* begin Data *
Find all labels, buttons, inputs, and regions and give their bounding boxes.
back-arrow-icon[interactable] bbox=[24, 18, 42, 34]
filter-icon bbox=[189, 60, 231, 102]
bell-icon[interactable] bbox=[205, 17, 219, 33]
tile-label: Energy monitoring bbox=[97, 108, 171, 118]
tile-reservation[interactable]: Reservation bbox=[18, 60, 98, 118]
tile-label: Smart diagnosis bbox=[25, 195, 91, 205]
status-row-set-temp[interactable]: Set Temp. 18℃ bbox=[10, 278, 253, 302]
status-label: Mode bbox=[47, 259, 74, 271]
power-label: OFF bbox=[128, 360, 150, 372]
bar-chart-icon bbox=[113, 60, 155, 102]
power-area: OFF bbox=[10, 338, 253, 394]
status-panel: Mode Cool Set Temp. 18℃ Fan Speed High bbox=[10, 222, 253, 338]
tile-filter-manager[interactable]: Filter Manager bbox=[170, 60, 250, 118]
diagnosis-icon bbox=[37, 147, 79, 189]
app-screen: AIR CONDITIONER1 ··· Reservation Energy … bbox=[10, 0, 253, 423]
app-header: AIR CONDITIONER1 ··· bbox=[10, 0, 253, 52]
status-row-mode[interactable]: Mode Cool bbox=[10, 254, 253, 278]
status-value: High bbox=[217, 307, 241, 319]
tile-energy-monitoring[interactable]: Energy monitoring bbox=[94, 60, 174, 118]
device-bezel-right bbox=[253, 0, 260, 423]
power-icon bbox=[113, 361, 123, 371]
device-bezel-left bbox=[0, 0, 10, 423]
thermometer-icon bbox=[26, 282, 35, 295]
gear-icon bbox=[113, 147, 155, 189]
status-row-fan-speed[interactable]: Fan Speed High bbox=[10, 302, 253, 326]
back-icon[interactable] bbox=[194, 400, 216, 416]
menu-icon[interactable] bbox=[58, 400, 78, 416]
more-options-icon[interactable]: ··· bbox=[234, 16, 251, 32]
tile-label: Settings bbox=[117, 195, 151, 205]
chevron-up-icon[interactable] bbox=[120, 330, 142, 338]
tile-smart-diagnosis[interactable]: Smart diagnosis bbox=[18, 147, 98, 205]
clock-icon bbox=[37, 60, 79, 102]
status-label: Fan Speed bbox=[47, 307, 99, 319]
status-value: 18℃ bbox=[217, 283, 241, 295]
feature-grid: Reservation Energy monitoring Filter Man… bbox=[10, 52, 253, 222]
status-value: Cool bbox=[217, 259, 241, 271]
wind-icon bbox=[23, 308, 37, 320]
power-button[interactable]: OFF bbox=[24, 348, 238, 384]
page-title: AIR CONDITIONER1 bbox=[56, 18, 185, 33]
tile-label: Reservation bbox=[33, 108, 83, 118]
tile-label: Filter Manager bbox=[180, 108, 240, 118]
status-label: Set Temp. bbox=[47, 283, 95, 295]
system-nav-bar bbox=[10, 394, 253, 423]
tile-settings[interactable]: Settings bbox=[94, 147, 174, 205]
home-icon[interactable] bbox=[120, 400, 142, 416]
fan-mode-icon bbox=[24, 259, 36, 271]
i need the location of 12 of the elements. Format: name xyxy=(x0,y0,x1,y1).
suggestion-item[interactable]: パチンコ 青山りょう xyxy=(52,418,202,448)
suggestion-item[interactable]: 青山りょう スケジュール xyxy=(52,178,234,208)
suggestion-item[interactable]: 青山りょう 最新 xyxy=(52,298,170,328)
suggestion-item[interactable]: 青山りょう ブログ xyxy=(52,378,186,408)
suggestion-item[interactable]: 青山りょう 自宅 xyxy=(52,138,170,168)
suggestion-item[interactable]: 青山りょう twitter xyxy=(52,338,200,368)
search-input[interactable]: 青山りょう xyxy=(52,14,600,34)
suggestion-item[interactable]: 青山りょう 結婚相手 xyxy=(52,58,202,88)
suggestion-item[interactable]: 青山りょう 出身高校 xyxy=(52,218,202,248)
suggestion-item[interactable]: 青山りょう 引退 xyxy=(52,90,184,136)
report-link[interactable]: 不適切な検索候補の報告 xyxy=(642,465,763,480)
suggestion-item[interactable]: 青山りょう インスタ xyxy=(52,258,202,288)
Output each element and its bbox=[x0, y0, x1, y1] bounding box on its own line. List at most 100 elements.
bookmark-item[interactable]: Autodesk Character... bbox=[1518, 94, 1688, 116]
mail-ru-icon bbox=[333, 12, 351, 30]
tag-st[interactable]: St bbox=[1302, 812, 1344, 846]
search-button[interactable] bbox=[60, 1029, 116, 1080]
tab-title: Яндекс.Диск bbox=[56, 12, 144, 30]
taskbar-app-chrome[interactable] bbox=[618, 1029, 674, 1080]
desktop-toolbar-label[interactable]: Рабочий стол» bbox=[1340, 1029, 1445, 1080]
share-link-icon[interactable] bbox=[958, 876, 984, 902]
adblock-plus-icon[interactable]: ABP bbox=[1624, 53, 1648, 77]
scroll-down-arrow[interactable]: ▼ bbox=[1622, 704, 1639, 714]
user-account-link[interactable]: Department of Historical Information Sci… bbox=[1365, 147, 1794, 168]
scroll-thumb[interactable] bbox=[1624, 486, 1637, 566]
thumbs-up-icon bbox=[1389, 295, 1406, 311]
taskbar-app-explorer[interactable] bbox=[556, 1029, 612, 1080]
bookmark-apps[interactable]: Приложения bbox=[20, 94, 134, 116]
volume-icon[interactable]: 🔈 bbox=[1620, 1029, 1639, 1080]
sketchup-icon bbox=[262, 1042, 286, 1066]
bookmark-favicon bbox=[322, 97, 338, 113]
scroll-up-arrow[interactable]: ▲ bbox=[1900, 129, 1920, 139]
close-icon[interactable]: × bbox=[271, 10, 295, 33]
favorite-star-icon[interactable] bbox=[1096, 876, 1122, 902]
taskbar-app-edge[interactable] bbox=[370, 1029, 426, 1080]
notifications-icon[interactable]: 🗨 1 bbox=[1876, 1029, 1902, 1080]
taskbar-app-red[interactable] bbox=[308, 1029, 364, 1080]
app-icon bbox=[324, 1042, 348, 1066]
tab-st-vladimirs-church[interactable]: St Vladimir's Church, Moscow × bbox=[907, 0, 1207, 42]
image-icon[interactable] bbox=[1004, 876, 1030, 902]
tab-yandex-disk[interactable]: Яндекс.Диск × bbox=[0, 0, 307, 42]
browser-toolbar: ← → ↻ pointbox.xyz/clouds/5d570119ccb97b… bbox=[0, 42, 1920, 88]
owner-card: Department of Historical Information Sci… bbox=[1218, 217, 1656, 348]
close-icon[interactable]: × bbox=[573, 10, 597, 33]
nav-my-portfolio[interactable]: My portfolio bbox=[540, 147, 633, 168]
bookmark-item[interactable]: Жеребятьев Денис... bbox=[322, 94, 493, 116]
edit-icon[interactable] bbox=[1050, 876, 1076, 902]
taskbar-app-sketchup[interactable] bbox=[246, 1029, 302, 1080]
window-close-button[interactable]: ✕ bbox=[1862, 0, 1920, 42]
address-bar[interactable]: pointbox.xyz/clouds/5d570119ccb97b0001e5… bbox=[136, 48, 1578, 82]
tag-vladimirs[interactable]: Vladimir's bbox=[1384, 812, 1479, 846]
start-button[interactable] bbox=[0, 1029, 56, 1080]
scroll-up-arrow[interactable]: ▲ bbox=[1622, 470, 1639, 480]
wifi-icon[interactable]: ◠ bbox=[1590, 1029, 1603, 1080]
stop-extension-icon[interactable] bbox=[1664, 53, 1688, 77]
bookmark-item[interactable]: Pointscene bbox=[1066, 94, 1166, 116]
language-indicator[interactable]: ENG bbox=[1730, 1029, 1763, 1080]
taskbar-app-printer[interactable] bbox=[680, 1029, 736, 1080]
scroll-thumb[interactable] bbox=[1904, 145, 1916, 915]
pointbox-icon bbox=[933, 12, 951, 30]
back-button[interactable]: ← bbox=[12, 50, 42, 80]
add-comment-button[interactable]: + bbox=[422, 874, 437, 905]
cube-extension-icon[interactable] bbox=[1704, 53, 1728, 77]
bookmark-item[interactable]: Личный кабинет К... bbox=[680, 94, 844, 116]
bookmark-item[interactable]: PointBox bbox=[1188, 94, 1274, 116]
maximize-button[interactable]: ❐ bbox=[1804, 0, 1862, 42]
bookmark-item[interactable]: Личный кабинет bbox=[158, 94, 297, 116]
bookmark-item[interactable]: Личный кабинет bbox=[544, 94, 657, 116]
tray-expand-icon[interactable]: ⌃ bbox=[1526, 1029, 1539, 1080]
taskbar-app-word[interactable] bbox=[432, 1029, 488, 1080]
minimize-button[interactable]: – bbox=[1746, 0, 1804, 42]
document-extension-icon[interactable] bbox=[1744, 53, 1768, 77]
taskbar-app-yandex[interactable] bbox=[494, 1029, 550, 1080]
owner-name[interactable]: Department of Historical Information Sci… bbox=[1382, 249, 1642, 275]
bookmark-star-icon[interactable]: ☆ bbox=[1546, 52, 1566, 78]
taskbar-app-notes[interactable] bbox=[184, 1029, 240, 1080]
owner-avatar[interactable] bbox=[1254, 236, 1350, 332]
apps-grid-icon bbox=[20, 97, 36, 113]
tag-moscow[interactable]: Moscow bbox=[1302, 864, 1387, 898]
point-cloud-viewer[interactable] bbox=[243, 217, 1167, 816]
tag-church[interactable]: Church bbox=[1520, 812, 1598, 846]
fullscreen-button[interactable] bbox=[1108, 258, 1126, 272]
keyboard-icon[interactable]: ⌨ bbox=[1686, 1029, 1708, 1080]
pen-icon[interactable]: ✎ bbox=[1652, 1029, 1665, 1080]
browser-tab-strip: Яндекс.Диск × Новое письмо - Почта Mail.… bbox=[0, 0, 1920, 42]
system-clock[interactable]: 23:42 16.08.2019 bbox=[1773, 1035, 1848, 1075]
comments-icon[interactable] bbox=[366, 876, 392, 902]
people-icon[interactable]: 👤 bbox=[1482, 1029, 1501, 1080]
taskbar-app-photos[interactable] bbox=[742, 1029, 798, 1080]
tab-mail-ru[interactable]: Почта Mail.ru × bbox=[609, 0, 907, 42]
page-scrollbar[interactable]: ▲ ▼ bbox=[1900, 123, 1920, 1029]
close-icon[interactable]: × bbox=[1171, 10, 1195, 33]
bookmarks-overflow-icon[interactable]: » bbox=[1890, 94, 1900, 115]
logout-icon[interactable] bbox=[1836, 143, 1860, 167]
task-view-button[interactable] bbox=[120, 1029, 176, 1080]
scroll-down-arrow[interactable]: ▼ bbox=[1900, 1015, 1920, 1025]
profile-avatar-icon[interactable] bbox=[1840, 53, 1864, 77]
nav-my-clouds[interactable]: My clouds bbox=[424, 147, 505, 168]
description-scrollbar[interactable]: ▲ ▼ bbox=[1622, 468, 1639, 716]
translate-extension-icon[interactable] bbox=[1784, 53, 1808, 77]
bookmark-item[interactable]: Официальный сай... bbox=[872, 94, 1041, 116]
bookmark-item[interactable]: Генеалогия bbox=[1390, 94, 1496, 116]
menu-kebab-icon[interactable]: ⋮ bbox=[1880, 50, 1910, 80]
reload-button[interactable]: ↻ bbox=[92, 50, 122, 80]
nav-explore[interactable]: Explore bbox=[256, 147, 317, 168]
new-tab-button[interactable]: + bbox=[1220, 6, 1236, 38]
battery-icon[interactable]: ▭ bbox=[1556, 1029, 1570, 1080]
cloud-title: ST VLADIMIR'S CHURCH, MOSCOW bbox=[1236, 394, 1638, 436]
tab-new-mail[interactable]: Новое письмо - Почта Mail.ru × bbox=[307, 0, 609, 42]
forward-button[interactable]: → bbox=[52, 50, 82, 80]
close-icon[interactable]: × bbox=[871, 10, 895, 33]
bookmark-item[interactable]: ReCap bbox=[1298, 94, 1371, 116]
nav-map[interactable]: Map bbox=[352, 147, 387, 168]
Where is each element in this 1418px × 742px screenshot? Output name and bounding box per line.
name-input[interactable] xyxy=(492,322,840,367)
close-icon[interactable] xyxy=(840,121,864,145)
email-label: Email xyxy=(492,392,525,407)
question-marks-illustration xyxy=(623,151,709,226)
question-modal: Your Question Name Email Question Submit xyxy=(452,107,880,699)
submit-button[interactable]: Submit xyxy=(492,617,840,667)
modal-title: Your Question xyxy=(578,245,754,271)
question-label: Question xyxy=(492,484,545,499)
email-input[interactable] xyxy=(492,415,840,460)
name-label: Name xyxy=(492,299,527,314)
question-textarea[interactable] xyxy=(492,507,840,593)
* end Data *
-- Exercise objective --
Copy out every line from the start of the listing down to the line containing "system-nav-bar bbox=[10, 394, 253, 423]", including that line, with nothing changed.

-- Correct result --
Find all labels, buttons, inputs, and regions and give their bounding boxes.
back-arrow-icon[interactable] bbox=[24, 18, 42, 34]
filter-icon bbox=[189, 60, 231, 102]
bell-icon[interactable] bbox=[205, 17, 219, 33]
tile-label: Energy monitoring bbox=[97, 108, 171, 118]
tile-reservation[interactable]: Reservation bbox=[18, 60, 98, 118]
tile-label: Smart diagnosis bbox=[25, 195, 91, 205]
status-row-set-temp[interactable]: Set Temp. 18℃ bbox=[10, 278, 253, 302]
status-label: Mode bbox=[47, 259, 74, 271]
power-label: OFF bbox=[128, 360, 150, 372]
bar-chart-icon bbox=[113, 60, 155, 102]
power-area: OFF bbox=[10, 338, 253, 394]
status-panel: Mode Cool Set Temp. 18℃ Fan Speed High bbox=[10, 222, 253, 338]
tile-filter-manager[interactable]: Filter Manager bbox=[170, 60, 250, 118]
diagnosis-icon bbox=[37, 147, 79, 189]
app-screen: AIR CONDITIONER1 ··· Reservation Energy … bbox=[10, 0, 253, 423]
app-header: AIR CONDITIONER1 ··· bbox=[10, 0, 253, 52]
status-row-mode[interactable]: Mode Cool bbox=[10, 254, 253, 278]
status-value: High bbox=[217, 307, 241, 319]
tile-energy-monitoring[interactable]: Energy monitoring bbox=[94, 60, 174, 118]
device-bezel-right bbox=[253, 0, 260, 423]
power-icon bbox=[113, 361, 123, 371]
device-bezel-left bbox=[0, 0, 10, 423]
thermometer-icon bbox=[26, 282, 35, 295]
gear-icon bbox=[113, 147, 155, 189]
status-row-fan-speed[interactable]: Fan Speed High bbox=[10, 302, 253, 326]
back-icon[interactable] bbox=[194, 400, 216, 416]
menu-icon[interactable] bbox=[58, 400, 78, 416]
more-options-icon[interactable]: ··· bbox=[234, 16, 251, 32]
tile-label: Settings bbox=[117, 195, 151, 205]
chevron-up-icon[interactable] bbox=[120, 330, 142, 338]
tile-smart-diagnosis[interactable]: Smart diagnosis bbox=[18, 147, 98, 205]
clock-icon bbox=[37, 60, 79, 102]
status-label: Fan Speed bbox=[47, 307, 99, 319]
status-value: 18℃ bbox=[217, 283, 241, 295]
feature-grid: Reservation Energy monitoring Filter Man… bbox=[10, 52, 253, 222]
status-value: Cool bbox=[217, 259, 241, 271]
wind-icon bbox=[23, 308, 37, 320]
power-button[interactable]: OFF bbox=[24, 348, 238, 384]
page-title: AIR CONDITIONER1 bbox=[56, 18, 185, 33]
tile-label: Reservation bbox=[33, 108, 83, 118]
tile-label: Filter Manager bbox=[180, 108, 240, 118]
status-label: Set Temp. bbox=[47, 283, 95, 295]
system-nav-bar bbox=[10, 394, 253, 423]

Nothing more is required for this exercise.